--- MATERIAL ---
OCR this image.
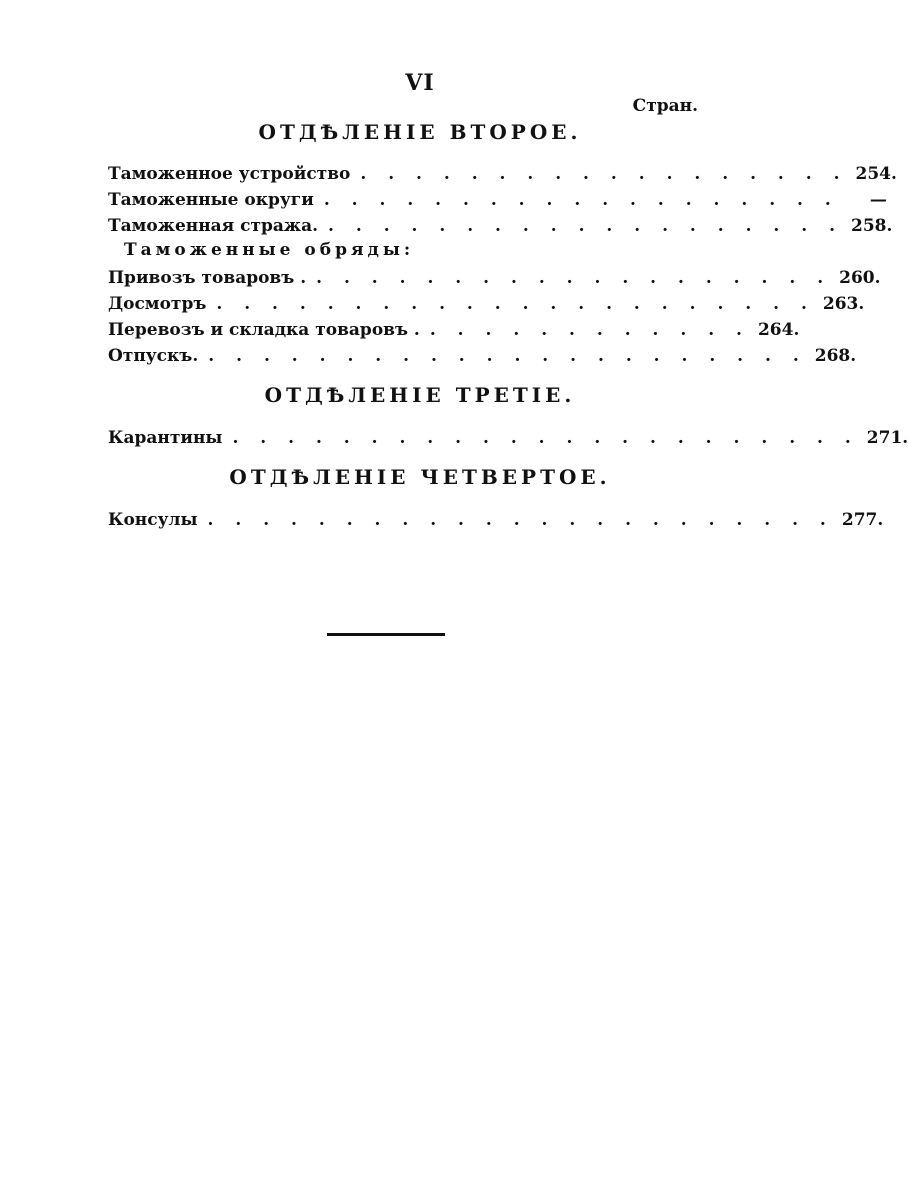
VI
Стран.
ОТДѢЛЕНІЕ ВТОРОЕ.
Таможенное устройство . . . . . . . . . . . . . . . . . . 254.
Таможенные округи . . . . . . . . . . . . . . . . . . .	—
Таможенная стража. . . . . . . . . . . . . . . . . . . . 258.
Таможенные обряды:
Привозъ товаровъ . . . . . . . . . . . . . . . . . . . . 260.
Досмотръ . . . . . . . . . . . . . . . . . . . . . . 263.
Перевозъ и складка товаровъ . . . . . . . . . . . . . 264.
Отпускъ. . . . . . . . . . . . . . . . . . . . . . . 268.
ОТДѢЛЕНІЕ ТРЕТІЕ.
Карантины . . . . . . . . . . . . . . . . . . . . . . . 271.
ОТДѢЛЕНІЕ ЧЕТВЕРТОЕ.
Консулы . . . . . . . . . . . . . . . . . . . . . . . 277.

--- PROMPT ---
From the listing, extract all text exactly as given and drop any picture.

--- ANSWER TO THIS TASK ---
OCR this image.
VI
Стран.
ОТДѢЛЕНІЕ ВТОРОЕ.
Таможенное устройство . . . . . . . . . . . . . . . . . . 254.
Таможенные округи . . . . . . . . . . . . . . . . . . .	—
Таможенная стража. . . . . . . . . . . . . . . . . . . . 258.
Таможенные обряды:
Привозъ товаровъ . . . . . . . . . . . . . . . . . . . . 260.
Досмотръ . . . . . . . . . . . . . . . . . . . . . . 263.
Перевозъ и складка товаровъ . . . . . . . . . . . . . 264.
Отпускъ. . . . . . . . . . . . . . . . . . . . . . . 268.
ОТДѢЛЕНІЕ ТРЕТІЕ.
Карантины . . . . . . . . . . . . . . . . . . . . . . . 271.
ОТДѢЛЕНІЕ ЧЕТВЕРТОЕ.
Консулы . . . . . . . . . . . . . . . . . . . . . . . 277.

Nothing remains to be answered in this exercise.